■ **Problem description**
Please give the listing again, word for word, with nothing left out.

Data entries:
****************

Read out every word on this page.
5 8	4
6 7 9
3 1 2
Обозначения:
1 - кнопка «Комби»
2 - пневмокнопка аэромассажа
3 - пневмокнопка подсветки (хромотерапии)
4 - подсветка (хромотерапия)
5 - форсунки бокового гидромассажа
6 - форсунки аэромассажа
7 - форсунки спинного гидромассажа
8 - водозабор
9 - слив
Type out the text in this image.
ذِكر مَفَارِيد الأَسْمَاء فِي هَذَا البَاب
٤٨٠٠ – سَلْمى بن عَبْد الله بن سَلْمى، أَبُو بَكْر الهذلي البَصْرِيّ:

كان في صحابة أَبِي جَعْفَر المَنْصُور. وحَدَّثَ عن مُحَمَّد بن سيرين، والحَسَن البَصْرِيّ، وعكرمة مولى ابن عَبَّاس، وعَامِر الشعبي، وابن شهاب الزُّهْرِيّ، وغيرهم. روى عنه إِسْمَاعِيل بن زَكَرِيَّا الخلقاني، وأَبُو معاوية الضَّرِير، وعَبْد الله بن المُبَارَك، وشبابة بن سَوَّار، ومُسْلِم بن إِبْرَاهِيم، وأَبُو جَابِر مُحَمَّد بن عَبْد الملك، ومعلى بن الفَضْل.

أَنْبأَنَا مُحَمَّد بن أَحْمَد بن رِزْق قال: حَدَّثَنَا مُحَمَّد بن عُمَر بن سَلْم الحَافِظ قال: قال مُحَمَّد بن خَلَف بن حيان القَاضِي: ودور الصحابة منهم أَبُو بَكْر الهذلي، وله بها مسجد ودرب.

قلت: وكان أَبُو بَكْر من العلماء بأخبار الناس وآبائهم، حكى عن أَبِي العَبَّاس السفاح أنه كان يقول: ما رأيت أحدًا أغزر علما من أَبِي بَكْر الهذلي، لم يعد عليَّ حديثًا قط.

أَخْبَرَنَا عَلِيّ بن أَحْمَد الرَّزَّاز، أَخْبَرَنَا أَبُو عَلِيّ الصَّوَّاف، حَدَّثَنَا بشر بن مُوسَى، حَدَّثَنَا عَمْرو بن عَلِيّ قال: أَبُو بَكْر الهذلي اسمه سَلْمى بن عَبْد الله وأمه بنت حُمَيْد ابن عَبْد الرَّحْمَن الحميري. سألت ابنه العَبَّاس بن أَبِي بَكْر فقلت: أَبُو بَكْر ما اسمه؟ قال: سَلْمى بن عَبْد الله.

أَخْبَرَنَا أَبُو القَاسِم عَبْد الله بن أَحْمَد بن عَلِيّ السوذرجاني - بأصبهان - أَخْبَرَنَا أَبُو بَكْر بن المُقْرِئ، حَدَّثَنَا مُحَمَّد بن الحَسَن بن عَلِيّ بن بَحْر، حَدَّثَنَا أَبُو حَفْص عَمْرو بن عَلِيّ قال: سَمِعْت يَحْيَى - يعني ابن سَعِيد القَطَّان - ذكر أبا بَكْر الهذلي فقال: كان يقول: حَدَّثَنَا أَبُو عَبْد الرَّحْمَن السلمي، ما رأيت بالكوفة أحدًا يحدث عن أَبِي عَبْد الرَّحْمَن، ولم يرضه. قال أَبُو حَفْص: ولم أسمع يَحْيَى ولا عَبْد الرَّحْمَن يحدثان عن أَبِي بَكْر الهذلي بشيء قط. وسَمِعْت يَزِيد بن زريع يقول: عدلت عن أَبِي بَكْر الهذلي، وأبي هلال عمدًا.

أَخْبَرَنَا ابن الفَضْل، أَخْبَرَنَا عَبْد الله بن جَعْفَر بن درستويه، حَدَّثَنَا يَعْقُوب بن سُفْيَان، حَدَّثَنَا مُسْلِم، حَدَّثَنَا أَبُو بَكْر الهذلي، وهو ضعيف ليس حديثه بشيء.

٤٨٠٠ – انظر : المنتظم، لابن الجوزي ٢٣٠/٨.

****************

■ **Solution to this problem**
Read out every word on this page.
5 8	4
6 7 9
3 1 2
Обозначения:
1 - кнопка «Комби»
2 - пневмокнопка аэромассажа
3 - пневмокнопка подсветки (хромотерапии)
4 - подсветка (хромотерапия)
5 - форсунки бокового гидромассажа
6 - форсунки аэромассажа
7 - форсунки спинного гидромассажа
8 - водозабор
9 - слив
Type out the text in this image.
ذِكر مَفَارِيد الأَسْمَاء فِي هَذَا البَاب
٤٨٠٠ – سَلْمى بن عَبْد الله بن سَلْمى، أَبُو بَكْر الهذلي البَصْرِيّ:

كان في صحابة أَبِي جَعْفَر المَنْصُور. وحَدَّثَ عن مُحَمَّد بن سيرين، والحَسَن البَصْرِيّ، وعكرمة مولى ابن عَبَّاس، وعَامِر الشعبي، وابن شهاب الزُّهْرِيّ، وغيرهم. روى عنه إِسْمَاعِيل بن زَكَرِيَّا الخلقاني، وأَبُو معاوية الضَّرِير، وعَبْد الله بن المُبَارَك، وشبابة بن سَوَّار، ومُسْلِم بن إِبْرَاهِيم، وأَبُو جَابِر مُحَمَّد بن عَبْد الملك، ومعلى بن الفَضْل.

أَنْبأَنَا مُحَمَّد بن أَحْمَد بن رِزْق قال: حَدَّثَنَا مُحَمَّد بن عُمَر بن سَلْم الحَافِظ قال: قال مُحَمَّد بن خَلَف بن حيان القَاضِي: ودور الصحابة منهم أَبُو بَكْر الهذلي، وله بها مسجد ودرب.

قلت: وكان أَبُو بَكْر من العلماء بأخبار الناس وآبائهم، حكى عن أَبِي العَبَّاس السفاح أنه كان يقول: ما رأيت أحدًا أغزر علما من أَبِي بَكْر الهذلي، لم يعد عليَّ حديثًا قط.

أَخْبَرَنَا عَلِيّ بن أَحْمَد الرَّزَّاز، أَخْبَرَنَا أَبُو عَلِيّ الصَّوَّاف، حَدَّثَنَا بشر بن مُوسَى، حَدَّثَنَا عَمْرو بن عَلِيّ قال: أَبُو بَكْر الهذلي اسمه سَلْمى بن عَبْد الله وأمه بنت حُمَيْد ابن عَبْد الرَّحْمَن الحميري. سألت ابنه العَبَّاس بن أَبِي بَكْر فقلت: أَبُو بَكْر ما اسمه؟ قال: سَلْمى بن عَبْد الله.

أَخْبَرَنَا أَبُو القَاسِم عَبْد الله بن أَحْمَد بن عَلِيّ السوذرجاني - بأصبهان - أَخْبَرَنَا أَبُو بَكْر بن المُقْرِئ، حَدَّثَنَا مُحَمَّد بن الحَسَن بن عَلِيّ بن بَحْر، حَدَّثَنَا أَبُو حَفْص عَمْرو بن عَلِيّ قال: سَمِعْت يَحْيَى - يعني ابن سَعِيد القَطَّان - ذكر أبا بَكْر الهذلي فقال: كان يقول: حَدَّثَنَا أَبُو عَبْد الرَّحْمَن السلمي، ما رأيت بالكوفة أحدًا يحدث عن أَبِي عَبْد الرَّحْمَن، ولم يرضه. قال أَبُو حَفْص: ولم أسمع يَحْيَى ولا عَبْد الرَّحْمَن يحدثان عن أَبِي بَكْر الهذلي بشيء قط. وسَمِعْت يَزِيد بن زريع يقول: عدلت عن أَبِي بَكْر الهذلي، وأبي هلال عمدًا.

أَخْبَرَنَا ابن الفَضْل، أَخْبَرَنَا عَبْد الله بن جَعْفَر بن درستويه، حَدَّثَنَا يَعْقُوب بن سُفْيَان، حَدَّثَنَا مُسْلِم، حَدَّثَنَا أَبُو بَكْر الهذلي، وهو ضعيف ليس حديثه بشيء.

٤٨٠٠ – انظر : المنتظم، لابن الجوزي ٢٣٠/٨.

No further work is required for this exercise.